══ Material for the task ══
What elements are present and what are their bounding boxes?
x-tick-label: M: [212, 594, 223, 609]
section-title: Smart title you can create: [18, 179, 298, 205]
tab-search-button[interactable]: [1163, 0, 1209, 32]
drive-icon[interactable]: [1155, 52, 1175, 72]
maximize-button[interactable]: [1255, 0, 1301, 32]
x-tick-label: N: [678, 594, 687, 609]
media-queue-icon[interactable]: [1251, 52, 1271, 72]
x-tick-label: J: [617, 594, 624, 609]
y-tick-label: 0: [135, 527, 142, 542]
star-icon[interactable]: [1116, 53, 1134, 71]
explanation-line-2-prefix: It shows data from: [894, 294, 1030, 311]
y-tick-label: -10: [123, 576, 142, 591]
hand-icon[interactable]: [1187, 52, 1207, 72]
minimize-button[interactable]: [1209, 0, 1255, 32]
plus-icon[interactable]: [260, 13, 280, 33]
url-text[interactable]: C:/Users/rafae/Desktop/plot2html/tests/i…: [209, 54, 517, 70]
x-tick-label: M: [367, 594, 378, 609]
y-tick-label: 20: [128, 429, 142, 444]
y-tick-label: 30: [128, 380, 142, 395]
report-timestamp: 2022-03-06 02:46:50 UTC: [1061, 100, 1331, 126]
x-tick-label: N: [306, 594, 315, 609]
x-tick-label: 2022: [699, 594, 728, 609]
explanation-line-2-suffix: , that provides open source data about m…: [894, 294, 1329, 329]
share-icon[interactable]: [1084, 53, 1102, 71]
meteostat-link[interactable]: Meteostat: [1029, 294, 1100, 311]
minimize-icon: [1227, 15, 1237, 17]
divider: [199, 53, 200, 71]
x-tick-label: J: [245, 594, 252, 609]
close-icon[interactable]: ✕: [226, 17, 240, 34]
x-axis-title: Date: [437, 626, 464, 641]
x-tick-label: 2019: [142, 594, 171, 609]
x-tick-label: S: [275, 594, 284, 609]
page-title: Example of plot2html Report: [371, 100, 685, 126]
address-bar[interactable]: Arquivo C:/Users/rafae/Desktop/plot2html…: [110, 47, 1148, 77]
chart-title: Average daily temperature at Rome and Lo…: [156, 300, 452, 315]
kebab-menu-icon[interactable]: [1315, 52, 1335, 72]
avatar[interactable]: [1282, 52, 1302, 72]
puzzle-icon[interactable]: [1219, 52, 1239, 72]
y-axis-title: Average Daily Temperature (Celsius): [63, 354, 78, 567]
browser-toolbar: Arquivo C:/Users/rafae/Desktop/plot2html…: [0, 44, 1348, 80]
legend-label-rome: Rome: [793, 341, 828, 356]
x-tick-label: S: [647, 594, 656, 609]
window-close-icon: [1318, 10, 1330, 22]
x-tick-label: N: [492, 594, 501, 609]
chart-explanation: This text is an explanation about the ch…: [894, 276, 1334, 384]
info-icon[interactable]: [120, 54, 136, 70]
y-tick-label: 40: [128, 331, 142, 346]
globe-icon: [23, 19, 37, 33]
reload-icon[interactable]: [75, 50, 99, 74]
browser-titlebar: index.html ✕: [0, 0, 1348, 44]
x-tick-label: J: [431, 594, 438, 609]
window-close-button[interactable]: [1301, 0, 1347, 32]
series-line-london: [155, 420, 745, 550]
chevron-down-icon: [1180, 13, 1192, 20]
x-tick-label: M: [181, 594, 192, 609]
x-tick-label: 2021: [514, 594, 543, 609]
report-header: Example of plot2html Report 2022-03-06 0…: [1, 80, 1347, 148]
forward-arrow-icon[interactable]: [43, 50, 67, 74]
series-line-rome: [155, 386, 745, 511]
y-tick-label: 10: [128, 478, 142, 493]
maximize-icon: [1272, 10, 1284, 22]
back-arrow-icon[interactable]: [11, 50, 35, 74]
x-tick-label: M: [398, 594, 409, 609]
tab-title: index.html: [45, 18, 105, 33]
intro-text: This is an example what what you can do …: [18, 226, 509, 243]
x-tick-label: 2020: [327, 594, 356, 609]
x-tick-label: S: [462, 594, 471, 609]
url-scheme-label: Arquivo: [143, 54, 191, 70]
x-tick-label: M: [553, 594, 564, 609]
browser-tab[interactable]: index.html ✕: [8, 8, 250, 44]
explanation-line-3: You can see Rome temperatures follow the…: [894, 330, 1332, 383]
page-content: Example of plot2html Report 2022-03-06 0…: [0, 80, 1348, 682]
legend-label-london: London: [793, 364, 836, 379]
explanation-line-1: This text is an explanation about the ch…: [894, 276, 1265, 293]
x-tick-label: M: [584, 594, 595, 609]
═══
Pull out, word for word, the lines of the listing from its first line up to and including the line with "x-tick-label: 2019: [142, 594, 171, 609]".

◆ Exercise output ◆
What elements are present and what are their bounding boxes?
x-tick-label: M: [212, 594, 223, 609]
section-title: Smart title you can create: [18, 179, 298, 205]
tab-search-button[interactable]: [1163, 0, 1209, 32]
drive-icon[interactable]: [1155, 52, 1175, 72]
maximize-button[interactable]: [1255, 0, 1301, 32]
x-tick-label: N: [678, 594, 687, 609]
media-queue-icon[interactable]: [1251, 52, 1271, 72]
x-tick-label: J: [617, 594, 624, 609]
y-tick-label: 0: [135, 527, 142, 542]
star-icon[interactable]: [1116, 53, 1134, 71]
explanation-line-2-prefix: It shows data from: [894, 294, 1030, 311]
y-tick-label: -10: [123, 576, 142, 591]
hand-icon[interactable]: [1187, 52, 1207, 72]
minimize-button[interactable]: [1209, 0, 1255, 32]
plus-icon[interactable]: [260, 13, 280, 33]
url-text[interactable]: C:/Users/rafae/Desktop/plot2html/tests/i…: [209, 54, 517, 70]
x-tick-label: M: [367, 594, 378, 609]
y-tick-label: 20: [128, 429, 142, 444]
y-tick-label: 30: [128, 380, 142, 395]
report-timestamp: 2022-03-06 02:46:50 UTC: [1061, 100, 1331, 126]
x-tick-label: N: [306, 594, 315, 609]
x-tick-label: 2022: [699, 594, 728, 609]
explanation-line-2-suffix: , that provides open source data about m…: [894, 294, 1329, 329]
share-icon[interactable]: [1084, 53, 1102, 71]
meteostat-link[interactable]: Meteostat: [1029, 294, 1100, 311]
minimize-icon: [1227, 15, 1237, 17]
divider: [199, 53, 200, 71]
x-tick-label: J: [245, 594, 252, 609]
close-icon[interactable]: ✕: [226, 17, 240, 34]
x-axis-title: Date: [437, 626, 464, 641]
x-tick-label: 2019: [142, 594, 171, 609]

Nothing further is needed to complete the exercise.